**Work required**
One line at a time, check the entries below for the word "untreated", and copy each line that has it.

**Source material**
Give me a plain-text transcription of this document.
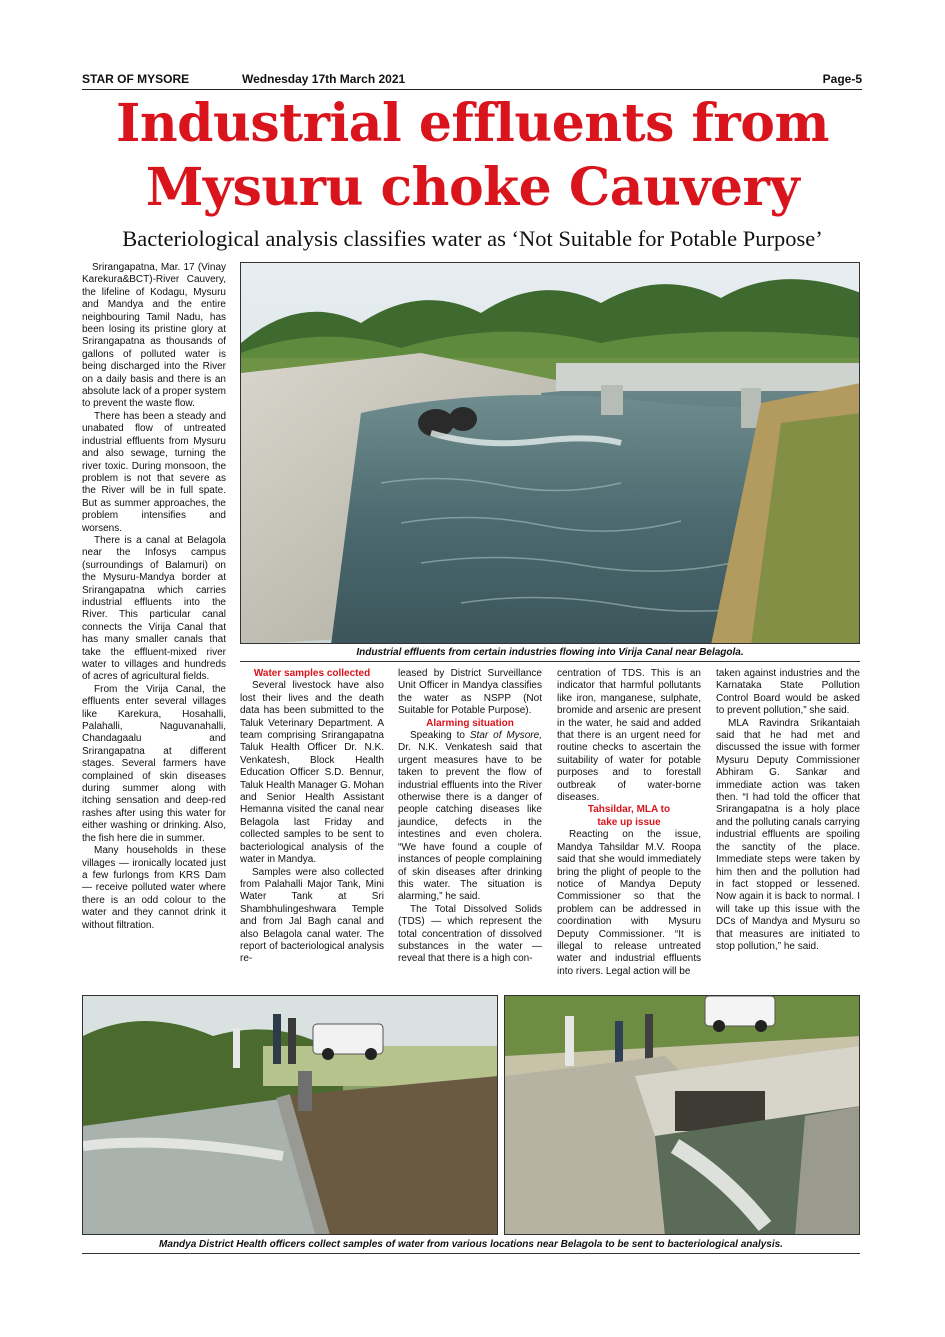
STAR OF MYSORE	Wednesday 17th March 2021	Page-5
Industrial effluents from
Mysuru choke Cauvery
Bacteriological analysis classifies water as ‘Not Suitable for Potable Purpose’

Srirangapatna, Mar. 17 (Vinay Karekura&BCT)-River Cauvery, the lifeline of Kodagu, Mysuru and Mandya and the entire neighbouring Tamil Nadu, has been losing its pristine glory at Srirangapatna as thousands of gallons of polluted water is being discharged into the River on a daily basis and there is an absolute lack of a proper system to prevent the waste flow.

There has been a steady and unabated flow of untreated industrial effluents from Mysuru and also sewage, turning the river toxic. During monsoon, the problem is not that severe as the River will be in full spate. But as summer approaches, the problem intensifies and worsens.

There is a canal at Belagola near the Infosys campus (surroundings of Balamuri) on the Mysuru-Mandya border at Srirangapatna which carries industrial effluents into the River. This particular canal connects the Virija Canal that has many smaller canals that take the effluent-mixed river water to villages and hundreds of acres of agricultural fields.

From the Virija Canal, the effluents enter several villages like Karekura, Hosahalli, Palahalli, Naguvanahalli, Chandagaalu and Srirangapatna at different stages. Several farmers have complained of skin diseases during summer along with itching sensation and deep-red rashes after using this water for either washing or drinking. Also, the fish here die in summer.

Many households in these villages — ironically located just a few furlongs from KRS Dam — receive polluted water where there is an odd colour to the water and they cannot drink it without filtration.

Industrial effluents from certain industries flowing into Virija Canal near Belagola.
Water samples collected

Several livestock have also lost their lives and the death data has been submitted to the Taluk Veterinary Department. A team comprising Srirangapatna Taluk Health Officer Dr. N.K. Venkatesh, Block Health Education Officer S.D. Bennur, Taluk Health Manager G. Mohan and Senior Health Assistant Hemanna visited the canal near Belagola last Friday and collected samples to be sent to bacteriological analysis of the water in Mandya.

Samples were also collected from Palahalli Major Tank, Mini Water Tank at Sri Shambhulingeshwara Temple and from Jal Bagh canal and also Belagola canal water. The report of bacteriological analysis re-

leased by District Surveillance Unit Officer in Mandya classifies the water as NSPP (Not Suitable for Potable Purpose).

Alarming situation

Speaking to Star of Mysore, Dr. N.K. Venkatesh said that urgent measures have to be taken to prevent the flow of industrial effluents into the River otherwise there is a danger of people catching diseases like jaundice, defects in the intestines and even cholera. “We have found a couple of instances of people complaining of skin diseases after drinking this water. The situation is alarming,” he said.

The Total Dissolved Solids (TDS) — which represent the total concentration of dissolved substances in the water — reveal that there is a high con-

centration of TDS. This is an indicator that harmful pollutants like iron, manganese, sulphate, bromide and arsenic are present in the water, he said and added that there is an urgent need for routine checks to ascertain the suitability of water for potable purposes and to forestall outbreak of water-borne diseases.

Tahsildar, MLA to
take up issue

Reacting on the issue, Mandya Tahsildar M.V. Roopa said that she would immediately bring the plight of people to the notice of Mandya Deputy Commissioner so that the problem can be addressed in coordination with Mysuru Deputy Commissioner. “It is illegal to release untreated water and industrial effluents into rivers. Legal action will be

taken against industries and the Karnataka State Pollution Control Board would be asked to prevent pollution,” she said.

MLA Ravindra Srikantaiah said that he had met and discussed the issue with former Mysuru Deputy Commissioner Abhiram G. Sankar and immediate action was taken then. “I had told the officer that Srirangapatna is a holy place and the polluting canals carrying industrial effluents are spoiling the sanctity of the place. Immediate steps were taken by him then and the pollution had in fact stopped or lessened. Now again it is back to normal. I will take up this issue with the DCs of Mandya and Mysuru so that measures are initiated to stop pollution,” he said.

Mandya District Health officers collect samples of water from various locations near Belagola to be sent to bacteriological analysis.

**Exercise response**
There has been a steady and unabated flow of untreated industrial effluents from Mysuru and also sewage, turning the river toxic. During monsoon, the problem is not that severe as the River will be in full spate. But as summer approaches, the problem intensifies and worsens.
Reacting on the issue, Mandya Tahsildar M.V. Roopa said that she would immediately bring the plight of people to the notice of Mandya Deputy Commissioner so that the problem can be addressed in coordination with Mysuru Deputy Commissioner. “It is illegal to release untreated water and industrial effluents into rivers. Legal action will be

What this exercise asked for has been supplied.